What this task involves
Work out how many lines of the listing hold "ffffff", then state only that count.

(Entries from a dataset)
▶

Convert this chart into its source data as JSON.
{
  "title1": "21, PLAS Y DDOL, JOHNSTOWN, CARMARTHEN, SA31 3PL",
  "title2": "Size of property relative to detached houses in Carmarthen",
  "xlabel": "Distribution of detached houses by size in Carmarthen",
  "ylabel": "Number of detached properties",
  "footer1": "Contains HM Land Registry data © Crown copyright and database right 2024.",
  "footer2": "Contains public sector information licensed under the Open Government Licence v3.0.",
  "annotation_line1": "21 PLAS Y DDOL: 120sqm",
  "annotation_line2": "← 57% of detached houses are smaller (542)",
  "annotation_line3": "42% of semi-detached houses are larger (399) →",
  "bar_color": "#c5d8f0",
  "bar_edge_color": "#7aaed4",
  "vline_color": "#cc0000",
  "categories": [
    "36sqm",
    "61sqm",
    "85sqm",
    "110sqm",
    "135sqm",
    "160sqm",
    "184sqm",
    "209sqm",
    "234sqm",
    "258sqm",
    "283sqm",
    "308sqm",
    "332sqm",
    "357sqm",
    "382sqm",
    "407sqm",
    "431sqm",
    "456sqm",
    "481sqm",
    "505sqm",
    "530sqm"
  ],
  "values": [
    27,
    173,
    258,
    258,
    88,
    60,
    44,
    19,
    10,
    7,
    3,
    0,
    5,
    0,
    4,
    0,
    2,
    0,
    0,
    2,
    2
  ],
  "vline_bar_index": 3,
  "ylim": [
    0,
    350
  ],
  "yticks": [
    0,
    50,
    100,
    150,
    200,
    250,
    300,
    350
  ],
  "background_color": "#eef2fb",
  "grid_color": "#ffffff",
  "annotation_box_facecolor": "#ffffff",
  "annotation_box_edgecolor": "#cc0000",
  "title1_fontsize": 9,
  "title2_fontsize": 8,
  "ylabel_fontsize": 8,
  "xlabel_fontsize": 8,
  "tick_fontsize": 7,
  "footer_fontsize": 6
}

◀

Written solution
2